§ Exercise:
Go through the listing and copy each line with the string "equivalente".

Data entries
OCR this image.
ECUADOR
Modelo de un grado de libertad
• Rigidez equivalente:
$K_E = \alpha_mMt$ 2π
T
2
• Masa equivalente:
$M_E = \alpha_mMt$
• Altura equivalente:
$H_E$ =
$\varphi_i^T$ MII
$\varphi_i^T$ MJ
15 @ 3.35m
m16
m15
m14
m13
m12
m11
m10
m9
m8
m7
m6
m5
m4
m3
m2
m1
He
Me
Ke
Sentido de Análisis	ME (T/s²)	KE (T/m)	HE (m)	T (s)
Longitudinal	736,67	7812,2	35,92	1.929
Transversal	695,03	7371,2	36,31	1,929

--

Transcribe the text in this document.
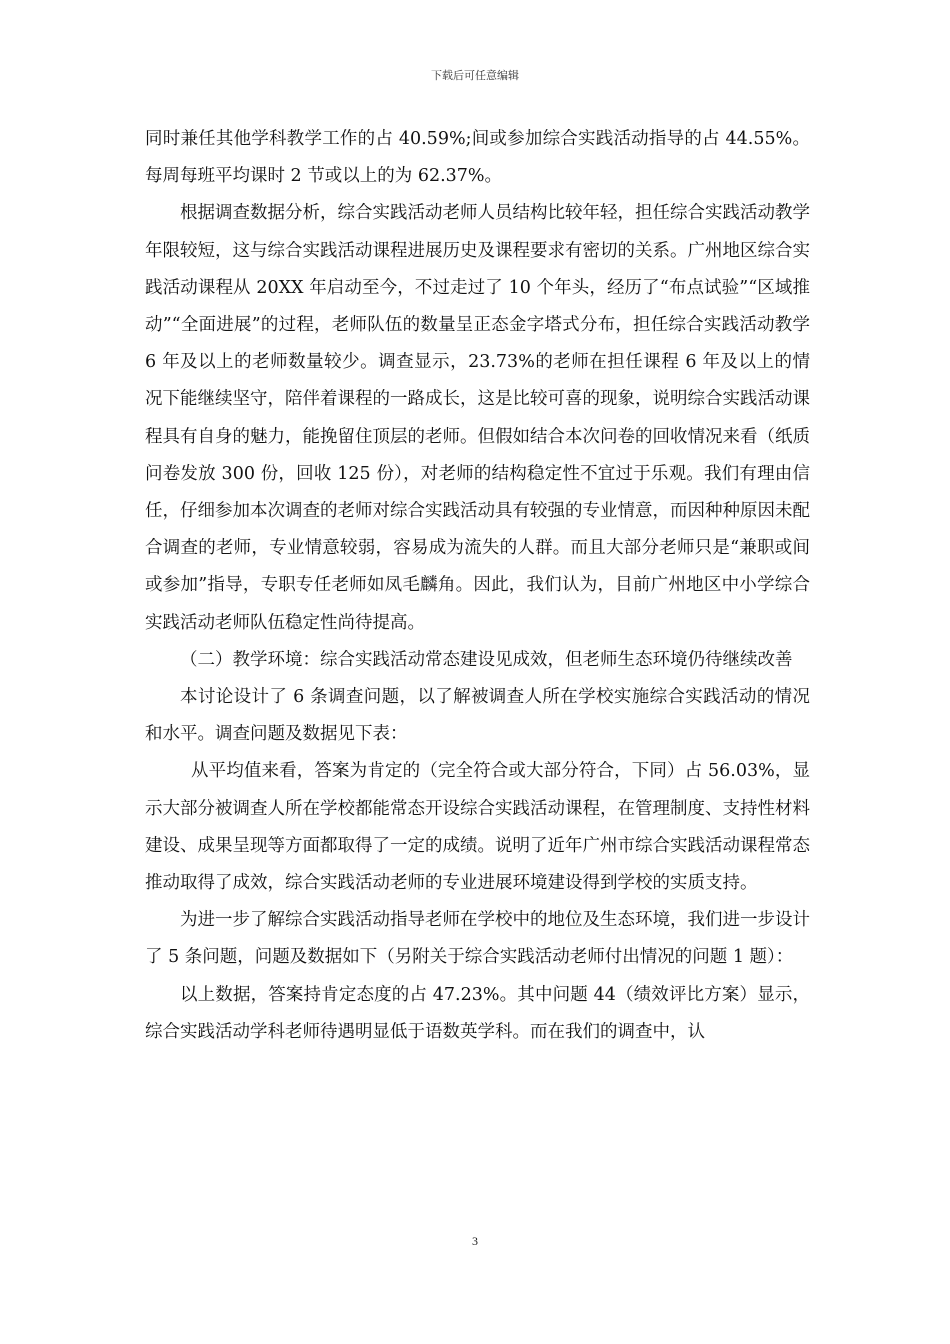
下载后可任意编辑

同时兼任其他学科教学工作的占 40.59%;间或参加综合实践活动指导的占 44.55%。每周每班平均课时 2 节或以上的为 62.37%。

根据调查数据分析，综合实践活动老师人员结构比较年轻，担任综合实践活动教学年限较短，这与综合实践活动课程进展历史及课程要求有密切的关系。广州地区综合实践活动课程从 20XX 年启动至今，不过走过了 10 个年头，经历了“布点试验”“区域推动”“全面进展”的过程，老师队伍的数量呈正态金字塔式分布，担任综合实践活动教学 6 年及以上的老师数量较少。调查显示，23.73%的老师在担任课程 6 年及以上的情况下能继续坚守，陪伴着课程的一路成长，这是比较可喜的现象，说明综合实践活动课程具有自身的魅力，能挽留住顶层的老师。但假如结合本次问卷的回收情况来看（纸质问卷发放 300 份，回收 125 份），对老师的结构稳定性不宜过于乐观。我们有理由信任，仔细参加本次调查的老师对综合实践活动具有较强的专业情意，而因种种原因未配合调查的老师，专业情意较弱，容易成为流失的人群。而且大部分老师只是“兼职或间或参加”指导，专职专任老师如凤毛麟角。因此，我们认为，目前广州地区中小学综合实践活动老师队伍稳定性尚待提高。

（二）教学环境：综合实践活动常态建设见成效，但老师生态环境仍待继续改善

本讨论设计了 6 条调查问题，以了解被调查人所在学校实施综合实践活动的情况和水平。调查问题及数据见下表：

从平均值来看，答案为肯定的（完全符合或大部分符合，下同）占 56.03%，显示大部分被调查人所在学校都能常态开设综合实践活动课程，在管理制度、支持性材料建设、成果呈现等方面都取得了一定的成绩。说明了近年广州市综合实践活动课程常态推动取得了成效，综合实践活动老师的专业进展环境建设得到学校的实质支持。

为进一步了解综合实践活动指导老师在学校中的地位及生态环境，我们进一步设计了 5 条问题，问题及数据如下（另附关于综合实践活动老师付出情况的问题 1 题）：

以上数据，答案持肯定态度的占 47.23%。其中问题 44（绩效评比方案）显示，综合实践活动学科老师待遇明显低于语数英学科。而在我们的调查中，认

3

§ Task answer:
• Rigidez equivalente:
• Masa equivalente:
• Altura equivalente:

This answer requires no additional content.